What is needed: Copy every line of the entries below word for word.
== Data lines
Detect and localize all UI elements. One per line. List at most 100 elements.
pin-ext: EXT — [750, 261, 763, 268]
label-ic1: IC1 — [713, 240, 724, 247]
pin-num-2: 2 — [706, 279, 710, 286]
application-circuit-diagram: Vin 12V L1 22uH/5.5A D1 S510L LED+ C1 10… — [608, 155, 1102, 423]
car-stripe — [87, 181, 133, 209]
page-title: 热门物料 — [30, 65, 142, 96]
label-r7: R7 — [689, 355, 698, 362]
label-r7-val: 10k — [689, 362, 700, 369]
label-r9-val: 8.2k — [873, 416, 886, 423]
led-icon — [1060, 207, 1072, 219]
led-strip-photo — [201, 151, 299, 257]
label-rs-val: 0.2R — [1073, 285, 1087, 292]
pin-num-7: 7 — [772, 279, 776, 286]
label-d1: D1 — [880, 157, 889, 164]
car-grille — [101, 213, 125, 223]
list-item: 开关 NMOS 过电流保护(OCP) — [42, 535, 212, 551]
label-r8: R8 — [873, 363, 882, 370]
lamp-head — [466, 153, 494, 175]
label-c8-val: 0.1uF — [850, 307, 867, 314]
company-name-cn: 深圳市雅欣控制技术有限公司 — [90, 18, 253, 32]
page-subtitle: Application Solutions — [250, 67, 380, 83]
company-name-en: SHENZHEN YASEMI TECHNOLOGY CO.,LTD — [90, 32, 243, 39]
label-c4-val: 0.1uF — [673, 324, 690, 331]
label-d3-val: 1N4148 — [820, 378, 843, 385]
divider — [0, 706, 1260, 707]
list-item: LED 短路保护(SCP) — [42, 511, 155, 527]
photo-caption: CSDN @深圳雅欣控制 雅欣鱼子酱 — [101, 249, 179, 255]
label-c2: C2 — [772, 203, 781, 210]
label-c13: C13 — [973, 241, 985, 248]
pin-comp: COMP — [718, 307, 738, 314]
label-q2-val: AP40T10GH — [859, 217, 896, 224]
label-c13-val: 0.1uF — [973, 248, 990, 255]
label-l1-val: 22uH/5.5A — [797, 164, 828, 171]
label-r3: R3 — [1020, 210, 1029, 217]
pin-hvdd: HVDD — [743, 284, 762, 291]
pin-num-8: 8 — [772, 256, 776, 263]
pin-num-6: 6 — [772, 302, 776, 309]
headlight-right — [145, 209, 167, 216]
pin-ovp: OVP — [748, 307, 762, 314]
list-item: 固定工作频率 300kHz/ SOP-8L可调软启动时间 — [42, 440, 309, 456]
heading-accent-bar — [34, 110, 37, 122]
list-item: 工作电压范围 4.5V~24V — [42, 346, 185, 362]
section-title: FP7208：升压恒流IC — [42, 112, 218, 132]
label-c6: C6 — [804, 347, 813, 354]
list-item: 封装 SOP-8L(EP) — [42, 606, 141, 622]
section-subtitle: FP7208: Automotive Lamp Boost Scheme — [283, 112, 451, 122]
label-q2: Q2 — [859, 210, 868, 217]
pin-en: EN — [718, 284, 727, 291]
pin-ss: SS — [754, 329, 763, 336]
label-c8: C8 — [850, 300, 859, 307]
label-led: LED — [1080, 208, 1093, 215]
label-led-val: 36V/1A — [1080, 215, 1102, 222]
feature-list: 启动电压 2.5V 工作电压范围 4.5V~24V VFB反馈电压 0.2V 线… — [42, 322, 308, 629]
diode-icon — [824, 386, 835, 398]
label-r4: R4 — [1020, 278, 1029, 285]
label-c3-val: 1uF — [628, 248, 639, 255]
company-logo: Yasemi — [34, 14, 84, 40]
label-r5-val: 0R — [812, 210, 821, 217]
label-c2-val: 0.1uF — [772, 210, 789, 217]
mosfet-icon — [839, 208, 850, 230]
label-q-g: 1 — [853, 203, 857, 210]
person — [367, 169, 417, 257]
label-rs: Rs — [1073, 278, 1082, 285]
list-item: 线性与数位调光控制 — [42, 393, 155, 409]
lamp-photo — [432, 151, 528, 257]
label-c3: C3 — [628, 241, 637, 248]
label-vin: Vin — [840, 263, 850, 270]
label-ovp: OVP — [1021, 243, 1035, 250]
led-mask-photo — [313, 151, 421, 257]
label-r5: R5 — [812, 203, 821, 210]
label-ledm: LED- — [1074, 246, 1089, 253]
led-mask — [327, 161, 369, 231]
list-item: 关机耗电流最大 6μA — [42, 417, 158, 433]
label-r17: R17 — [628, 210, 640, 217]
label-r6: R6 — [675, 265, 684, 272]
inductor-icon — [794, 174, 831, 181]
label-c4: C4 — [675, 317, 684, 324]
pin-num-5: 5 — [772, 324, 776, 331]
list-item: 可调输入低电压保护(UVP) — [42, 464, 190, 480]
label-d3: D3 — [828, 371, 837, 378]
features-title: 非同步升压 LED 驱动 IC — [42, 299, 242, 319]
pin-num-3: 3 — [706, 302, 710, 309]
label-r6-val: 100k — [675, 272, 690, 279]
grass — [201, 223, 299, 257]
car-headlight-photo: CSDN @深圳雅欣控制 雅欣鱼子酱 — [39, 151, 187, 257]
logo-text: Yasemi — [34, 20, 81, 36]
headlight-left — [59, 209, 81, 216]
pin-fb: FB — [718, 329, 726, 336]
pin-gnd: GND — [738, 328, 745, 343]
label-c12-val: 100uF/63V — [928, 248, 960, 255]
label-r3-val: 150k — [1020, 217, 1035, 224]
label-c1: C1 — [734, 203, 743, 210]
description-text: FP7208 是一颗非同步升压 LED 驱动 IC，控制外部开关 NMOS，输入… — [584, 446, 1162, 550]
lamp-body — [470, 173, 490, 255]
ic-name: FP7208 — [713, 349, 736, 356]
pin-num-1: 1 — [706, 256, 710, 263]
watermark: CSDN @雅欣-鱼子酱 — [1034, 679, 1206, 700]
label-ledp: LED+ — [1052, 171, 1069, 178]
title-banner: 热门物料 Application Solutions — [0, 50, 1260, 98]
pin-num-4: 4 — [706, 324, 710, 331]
====
The result:
Detect and localize all UI elements. One per line. List at most 100 elements.
pin-ext: EXT — [750, 261, 763, 268]
label-ic1: IC1 — [713, 240, 724, 247]
pin-num-2: 2 — [706, 279, 710, 286]
application-circuit-diagram: Vin 12V L1 22uH/5.5A D1 S510L LED+ C1 10… — [608, 155, 1102, 423]
car-stripe — [87, 181, 133, 209]
page-title: 热门物料 — [30, 65, 142, 96]
label-r7: R7 — [689, 355, 698, 362]
label-r7-val: 10k — [689, 362, 700, 369]
label-r9-val: 8.2k — [873, 416, 886, 423]
led-icon — [1060, 207, 1072, 219]
led-strip-photo — [201, 151, 299, 257]
label-rs-val: 0.2R — [1073, 285, 1087, 292]
pin-num-7: 7 — [772, 279, 776, 286]
label-d1: D1 — [880, 157, 889, 164]
car-grille — [101, 213, 125, 223]
list-item: 开关 NMOS 过电流保护(OCP) — [42, 535, 212, 551]
label-r8: R8 — [873, 363, 882, 370]
lamp-head — [466, 153, 494, 175]
label-c8-val: 0.1uF — [850, 307, 867, 314]
company-name-cn: 深圳市雅欣控制技术有限公司 — [90, 18, 253, 32]
page-subtitle: Application Solutions — [250, 67, 380, 83]
company-name-en: SHENZHEN YASEMI TECHNOLOGY CO.,LTD — [90, 32, 243, 39]
label-c4-val: 0.1uF — [673, 324, 690, 331]
label-d3-val: 1N4148 — [820, 378, 843, 385]
divider — [0, 706, 1260, 707]
list-item: LED 短路保护(SCP) — [42, 511, 155, 527]
photo-caption: CSDN @深圳雅欣控制 雅欣鱼子酱 — [101, 249, 179, 255]
label-c2: C2 — [772, 203, 781, 210]
label-c13: C13 — [973, 241, 985, 248]
pin-comp: COMP — [718, 307, 738, 314]
label-q2-val: AP40T10GH — [859, 217, 896, 224]
label-c13-val: 0.1uF — [973, 248, 990, 255]
label-l1-val: 22uH/5.5A — [797, 164, 828, 171]
label-r3: R3 — [1020, 210, 1029, 217]
pin-hvdd: HVDD — [743, 284, 762, 291]
pin-num-8: 8 — [772, 256, 776, 263]
pin-num-6: 6 — [772, 302, 776, 309]
headlight-right — [145, 209, 167, 216]
pin-ovp: OVP — [748, 307, 762, 314]
list-item: 固定工作频率 300kHz/ SOP-8L可调软启动时间 — [42, 440, 309, 456]
heading-accent-bar — [34, 110, 37, 122]
list-item: 工作电压范围 4.5V~24V — [42, 346, 185, 362]
section-title: FP7208：升压恒流IC — [42, 112, 218, 132]
label-c6: C6 — [804, 347, 813, 354]
list-item: 封装 SOP-8L(EP) — [42, 606, 141, 622]
section-subtitle: FP7208: Automotive Lamp Boost Scheme — [283, 112, 451, 122]
label-q2: Q2 — [859, 210, 868, 217]
pin-en: EN — [718, 284, 727, 291]
pin-ss: SS — [754, 329, 763, 336]
label-c8: C8 — [850, 300, 859, 307]
label-led: LED — [1080, 208, 1093, 215]
label-led-val: 36V/1A — [1080, 215, 1102, 222]
feature-list: 启动电压 2.5V 工作电压范围 4.5V~24V VFB反馈电压 0.2V 线… — [42, 322, 308, 629]
diode-icon — [824, 386, 835, 398]
label-r4: R4 — [1020, 278, 1029, 285]
label-c3-val: 1uF — [628, 248, 639, 255]
company-logo: Yasemi — [34, 14, 84, 40]
label-r5-val: 0R — [812, 210, 821, 217]
label-c2-val: 0.1uF — [772, 210, 789, 217]
mosfet-icon — [839, 208, 850, 230]
label-q-g: 1 — [853, 203, 857, 210]
person — [367, 169, 417, 257]
label-rs: Rs — [1073, 278, 1082, 285]
list-item: 线性与数位调光控制 — [42, 393, 155, 409]
lamp-photo — [432, 151, 528, 257]
label-c3: C3 — [628, 241, 637, 248]
label-vin: Vin — [840, 263, 850, 270]
label-ovp: OVP — [1021, 243, 1035, 250]
led-mask-photo — [313, 151, 421, 257]
label-r5: R5 — [812, 203, 821, 210]
label-ledm: LED- — [1074, 246, 1089, 253]
led-mask — [327, 161, 369, 231]
list-item: 关机耗电流最大 6μA — [42, 417, 158, 433]
label-r17: R17 — [628, 210, 640, 217]
label-r6: R6 — [675, 265, 684, 272]
inductor-icon — [794, 174, 831, 181]
label-c4: C4 — [675, 317, 684, 324]
pin-num-5: 5 — [772, 324, 776, 331]
list-item: 可调输入低电压保护(UVP) — [42, 464, 190, 480]
label-d3: D3 — [828, 371, 837, 378]
features-title: 非同步升压 LED 驱动 IC — [42, 299, 242, 319]
pin-num-3: 3 — [706, 302, 710, 309]
label-r6-val: 100k — [675, 272, 690, 279]
grass — [201, 223, 299, 257]
car-headlight-photo: CSDN @深圳雅欣控制 雅欣鱼子酱 — [39, 151, 187, 257]
logo-text: Yasemi — [34, 20, 81, 36]
headlight-left — [59, 209, 81, 216]
pin-fb: FB — [718, 329, 726, 336]
pin-gnd: GND — [738, 328, 745, 343]
label-c12-val: 100uF/63V — [928, 248, 960, 255]
label-r3-val: 150k — [1020, 217, 1035, 224]
label-c1: C1 — [734, 203, 743, 210]
description-text: FP7208 是一颗非同步升压 LED 驱动 IC，控制外部开关 NMOS，输入… — [584, 446, 1162, 550]
lamp-body — [470, 173, 490, 255]
ic-name: FP7208 — [713, 349, 736, 356]
pin-num-1: 1 — [706, 256, 710, 263]
watermark: CSDN @雅欣-鱼子酱 — [1034, 679, 1206, 700]
label-ledp: LED+ — [1052, 171, 1069, 178]
title-banner: 热门物料 Application Solutions — [0, 50, 1260, 98]
pin-num-4: 4 — [706, 324, 710, 331]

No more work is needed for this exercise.